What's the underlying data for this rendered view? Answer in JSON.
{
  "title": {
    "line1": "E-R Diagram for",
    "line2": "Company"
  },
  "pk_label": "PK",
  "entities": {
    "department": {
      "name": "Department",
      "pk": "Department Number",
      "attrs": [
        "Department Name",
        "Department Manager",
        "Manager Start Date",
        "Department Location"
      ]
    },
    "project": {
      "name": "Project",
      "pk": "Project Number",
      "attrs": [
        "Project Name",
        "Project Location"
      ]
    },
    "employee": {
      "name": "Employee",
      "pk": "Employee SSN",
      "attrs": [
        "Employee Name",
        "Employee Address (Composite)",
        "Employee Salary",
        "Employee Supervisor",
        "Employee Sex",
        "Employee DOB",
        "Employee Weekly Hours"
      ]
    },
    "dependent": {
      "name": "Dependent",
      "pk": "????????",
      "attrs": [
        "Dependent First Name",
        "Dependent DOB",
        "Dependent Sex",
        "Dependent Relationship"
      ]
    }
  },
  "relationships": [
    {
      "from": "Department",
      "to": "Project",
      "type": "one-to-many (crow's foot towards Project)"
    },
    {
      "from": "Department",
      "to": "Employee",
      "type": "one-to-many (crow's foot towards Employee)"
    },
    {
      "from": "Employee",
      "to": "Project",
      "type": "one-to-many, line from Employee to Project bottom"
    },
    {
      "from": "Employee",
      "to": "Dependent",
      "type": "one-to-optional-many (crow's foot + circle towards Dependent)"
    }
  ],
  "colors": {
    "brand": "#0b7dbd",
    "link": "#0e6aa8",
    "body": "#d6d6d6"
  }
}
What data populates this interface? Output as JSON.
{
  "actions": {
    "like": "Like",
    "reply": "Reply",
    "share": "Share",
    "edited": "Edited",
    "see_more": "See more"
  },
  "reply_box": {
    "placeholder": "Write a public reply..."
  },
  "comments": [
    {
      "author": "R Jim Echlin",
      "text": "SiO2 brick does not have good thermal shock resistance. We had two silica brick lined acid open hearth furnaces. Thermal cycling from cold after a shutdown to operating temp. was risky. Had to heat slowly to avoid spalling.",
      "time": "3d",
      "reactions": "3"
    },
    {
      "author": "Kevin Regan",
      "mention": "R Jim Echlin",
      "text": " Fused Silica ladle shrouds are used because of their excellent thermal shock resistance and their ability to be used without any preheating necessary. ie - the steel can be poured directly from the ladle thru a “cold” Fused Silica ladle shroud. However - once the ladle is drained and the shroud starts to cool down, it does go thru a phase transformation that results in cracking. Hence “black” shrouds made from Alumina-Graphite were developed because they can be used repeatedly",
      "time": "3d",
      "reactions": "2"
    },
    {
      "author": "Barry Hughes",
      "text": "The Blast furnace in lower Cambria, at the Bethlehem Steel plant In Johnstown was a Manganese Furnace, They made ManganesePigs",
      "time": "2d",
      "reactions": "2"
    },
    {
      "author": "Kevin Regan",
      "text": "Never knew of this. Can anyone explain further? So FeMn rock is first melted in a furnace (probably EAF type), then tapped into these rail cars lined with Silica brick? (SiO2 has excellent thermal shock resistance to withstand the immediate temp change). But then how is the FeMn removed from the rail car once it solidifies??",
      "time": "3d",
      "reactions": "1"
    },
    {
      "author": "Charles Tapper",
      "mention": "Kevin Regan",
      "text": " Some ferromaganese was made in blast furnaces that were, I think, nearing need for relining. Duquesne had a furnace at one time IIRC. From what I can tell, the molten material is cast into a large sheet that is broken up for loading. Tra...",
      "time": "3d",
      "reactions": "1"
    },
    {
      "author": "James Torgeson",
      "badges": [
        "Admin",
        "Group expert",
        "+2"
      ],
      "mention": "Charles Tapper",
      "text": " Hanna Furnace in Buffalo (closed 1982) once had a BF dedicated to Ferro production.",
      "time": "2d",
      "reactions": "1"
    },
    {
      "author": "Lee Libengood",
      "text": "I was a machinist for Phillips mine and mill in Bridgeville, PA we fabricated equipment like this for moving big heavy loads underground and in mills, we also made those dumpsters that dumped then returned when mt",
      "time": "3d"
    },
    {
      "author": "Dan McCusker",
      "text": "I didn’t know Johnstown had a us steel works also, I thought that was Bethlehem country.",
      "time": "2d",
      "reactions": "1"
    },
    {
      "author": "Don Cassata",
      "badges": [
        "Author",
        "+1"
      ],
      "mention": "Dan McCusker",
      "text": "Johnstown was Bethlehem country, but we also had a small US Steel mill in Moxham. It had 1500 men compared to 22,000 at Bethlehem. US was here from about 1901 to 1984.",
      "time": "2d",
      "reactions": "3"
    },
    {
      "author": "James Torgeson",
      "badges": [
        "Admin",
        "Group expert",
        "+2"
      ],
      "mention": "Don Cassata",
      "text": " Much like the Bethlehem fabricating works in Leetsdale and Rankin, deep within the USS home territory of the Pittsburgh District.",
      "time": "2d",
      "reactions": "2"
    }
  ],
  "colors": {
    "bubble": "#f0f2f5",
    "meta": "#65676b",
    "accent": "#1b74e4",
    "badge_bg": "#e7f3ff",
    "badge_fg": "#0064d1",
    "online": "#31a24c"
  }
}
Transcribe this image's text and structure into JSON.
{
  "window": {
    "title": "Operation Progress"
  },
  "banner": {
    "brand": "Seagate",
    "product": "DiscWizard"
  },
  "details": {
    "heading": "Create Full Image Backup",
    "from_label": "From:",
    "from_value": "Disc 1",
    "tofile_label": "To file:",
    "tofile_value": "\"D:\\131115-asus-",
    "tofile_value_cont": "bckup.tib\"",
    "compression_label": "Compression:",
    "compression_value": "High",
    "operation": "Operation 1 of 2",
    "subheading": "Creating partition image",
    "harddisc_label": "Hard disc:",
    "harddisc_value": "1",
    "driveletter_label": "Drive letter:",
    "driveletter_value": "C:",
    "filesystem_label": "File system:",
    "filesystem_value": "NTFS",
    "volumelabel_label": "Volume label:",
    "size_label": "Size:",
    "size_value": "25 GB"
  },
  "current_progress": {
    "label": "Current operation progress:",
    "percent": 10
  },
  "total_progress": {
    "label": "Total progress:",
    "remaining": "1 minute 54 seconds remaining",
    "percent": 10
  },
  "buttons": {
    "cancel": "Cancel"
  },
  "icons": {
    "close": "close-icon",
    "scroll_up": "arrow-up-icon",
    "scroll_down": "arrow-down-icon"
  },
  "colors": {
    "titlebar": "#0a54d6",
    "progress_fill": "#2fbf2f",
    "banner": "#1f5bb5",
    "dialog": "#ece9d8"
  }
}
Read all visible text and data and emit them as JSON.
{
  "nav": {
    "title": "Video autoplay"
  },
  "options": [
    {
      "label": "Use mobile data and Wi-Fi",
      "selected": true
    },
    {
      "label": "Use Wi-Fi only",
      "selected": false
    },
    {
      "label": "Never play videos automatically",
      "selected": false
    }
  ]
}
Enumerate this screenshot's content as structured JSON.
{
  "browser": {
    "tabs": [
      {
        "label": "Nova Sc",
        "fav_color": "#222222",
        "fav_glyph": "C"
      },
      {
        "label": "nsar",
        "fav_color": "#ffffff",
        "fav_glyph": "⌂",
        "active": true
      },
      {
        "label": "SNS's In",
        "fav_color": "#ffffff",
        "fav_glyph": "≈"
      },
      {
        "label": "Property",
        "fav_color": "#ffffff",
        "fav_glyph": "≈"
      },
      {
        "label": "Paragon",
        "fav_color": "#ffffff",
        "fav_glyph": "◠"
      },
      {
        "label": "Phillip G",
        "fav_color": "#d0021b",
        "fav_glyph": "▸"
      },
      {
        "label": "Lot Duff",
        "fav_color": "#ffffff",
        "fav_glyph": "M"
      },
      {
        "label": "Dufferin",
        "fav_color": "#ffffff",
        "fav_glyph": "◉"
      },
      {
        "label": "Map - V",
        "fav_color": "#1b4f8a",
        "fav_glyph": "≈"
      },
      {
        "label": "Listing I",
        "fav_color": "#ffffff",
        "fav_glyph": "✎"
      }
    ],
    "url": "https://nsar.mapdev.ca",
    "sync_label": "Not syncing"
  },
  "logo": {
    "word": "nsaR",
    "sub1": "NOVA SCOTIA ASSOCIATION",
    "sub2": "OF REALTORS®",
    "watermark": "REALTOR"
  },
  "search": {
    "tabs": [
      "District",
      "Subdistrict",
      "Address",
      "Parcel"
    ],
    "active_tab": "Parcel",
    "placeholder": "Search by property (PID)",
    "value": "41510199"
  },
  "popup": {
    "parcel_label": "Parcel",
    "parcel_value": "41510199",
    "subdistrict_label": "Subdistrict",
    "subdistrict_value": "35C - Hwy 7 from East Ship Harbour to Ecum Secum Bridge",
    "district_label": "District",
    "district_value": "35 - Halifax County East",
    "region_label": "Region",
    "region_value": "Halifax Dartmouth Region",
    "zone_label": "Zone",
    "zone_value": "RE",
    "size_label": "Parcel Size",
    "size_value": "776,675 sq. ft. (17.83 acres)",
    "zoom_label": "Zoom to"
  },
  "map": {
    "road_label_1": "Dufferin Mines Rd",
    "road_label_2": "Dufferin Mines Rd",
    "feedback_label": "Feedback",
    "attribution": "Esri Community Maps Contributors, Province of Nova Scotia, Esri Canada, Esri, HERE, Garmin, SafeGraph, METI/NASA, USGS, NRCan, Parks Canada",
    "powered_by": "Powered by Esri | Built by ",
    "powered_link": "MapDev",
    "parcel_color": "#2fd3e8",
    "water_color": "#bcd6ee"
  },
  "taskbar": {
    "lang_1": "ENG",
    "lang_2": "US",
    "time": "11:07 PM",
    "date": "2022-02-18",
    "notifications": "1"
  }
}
---*---
## Exercise directions
Pick out every line of the listing containing the word "cold", and show those lines.

## Task response
      "text": "SiO2 brick does not have good thermal shock resistance. We had two silica brick lined acid open hearth furnaces. Thermal cycling from cold after a shutdown to operating temp. was risky. Had to heat slowly to avoid spalling.",
      "text": " Fused Silica ladle shrouds are used because of their excellent thermal shock resistance and their ability to be used without any preheating necessary. ie - the steel can be poured directly from the ladle thru a “cold” Fused Silica ladle shroud. However - once the ladle is drained and the shroud starts to cool down, it does go thru a phase transformation that results in cracking. Hence “black” shrouds made from Alumina-Graphite were developed because they can be used repeatedly",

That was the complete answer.